Brief →
From the entries that follow, gather each line holding the word "name".

Data shown →
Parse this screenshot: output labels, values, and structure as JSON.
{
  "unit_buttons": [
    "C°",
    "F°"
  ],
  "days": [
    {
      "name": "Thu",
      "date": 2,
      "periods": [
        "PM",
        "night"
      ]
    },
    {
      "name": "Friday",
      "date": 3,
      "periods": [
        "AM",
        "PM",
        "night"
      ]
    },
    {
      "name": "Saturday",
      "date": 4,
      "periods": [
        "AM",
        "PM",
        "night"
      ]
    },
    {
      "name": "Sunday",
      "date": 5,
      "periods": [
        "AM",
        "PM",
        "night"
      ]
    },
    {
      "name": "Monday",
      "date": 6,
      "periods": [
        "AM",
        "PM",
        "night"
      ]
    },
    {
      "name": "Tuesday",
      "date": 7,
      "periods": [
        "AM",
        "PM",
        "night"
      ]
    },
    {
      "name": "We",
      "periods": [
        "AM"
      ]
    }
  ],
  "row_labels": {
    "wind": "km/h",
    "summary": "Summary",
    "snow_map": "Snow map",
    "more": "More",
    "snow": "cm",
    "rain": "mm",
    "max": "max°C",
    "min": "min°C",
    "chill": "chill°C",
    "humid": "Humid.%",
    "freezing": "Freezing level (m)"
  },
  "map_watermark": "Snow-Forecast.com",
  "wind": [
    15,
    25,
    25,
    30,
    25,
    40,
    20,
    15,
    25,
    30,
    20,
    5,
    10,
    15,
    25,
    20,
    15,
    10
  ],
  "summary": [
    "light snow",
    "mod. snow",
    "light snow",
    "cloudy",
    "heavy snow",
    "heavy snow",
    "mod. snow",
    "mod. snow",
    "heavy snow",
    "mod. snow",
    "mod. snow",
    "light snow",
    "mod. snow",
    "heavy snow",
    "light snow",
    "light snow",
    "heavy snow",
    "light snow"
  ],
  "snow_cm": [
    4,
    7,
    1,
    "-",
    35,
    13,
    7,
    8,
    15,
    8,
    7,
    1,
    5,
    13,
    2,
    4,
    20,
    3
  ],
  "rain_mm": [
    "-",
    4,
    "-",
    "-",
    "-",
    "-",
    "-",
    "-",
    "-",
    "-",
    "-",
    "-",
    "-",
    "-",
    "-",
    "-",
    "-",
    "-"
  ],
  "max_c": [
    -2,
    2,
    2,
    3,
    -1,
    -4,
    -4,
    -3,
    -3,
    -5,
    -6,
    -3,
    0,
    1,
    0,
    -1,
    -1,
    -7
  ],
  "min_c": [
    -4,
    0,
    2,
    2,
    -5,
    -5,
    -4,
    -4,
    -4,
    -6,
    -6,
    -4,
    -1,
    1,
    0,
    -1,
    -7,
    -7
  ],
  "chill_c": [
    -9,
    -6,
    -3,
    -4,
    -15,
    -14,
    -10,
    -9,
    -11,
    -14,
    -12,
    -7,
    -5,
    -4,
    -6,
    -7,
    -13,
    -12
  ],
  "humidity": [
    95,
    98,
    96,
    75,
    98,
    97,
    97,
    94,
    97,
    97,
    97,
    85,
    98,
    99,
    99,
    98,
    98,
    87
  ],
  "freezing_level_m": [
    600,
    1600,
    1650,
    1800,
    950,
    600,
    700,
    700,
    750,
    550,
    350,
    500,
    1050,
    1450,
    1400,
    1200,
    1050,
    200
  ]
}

Solution to this problem →
      "name": "Thu",
      "name": "Friday",
      "name": "Saturday",
      "name": "Sunday",
      "name": "Monday",
      "name": "Tuesday",
      "name": "We",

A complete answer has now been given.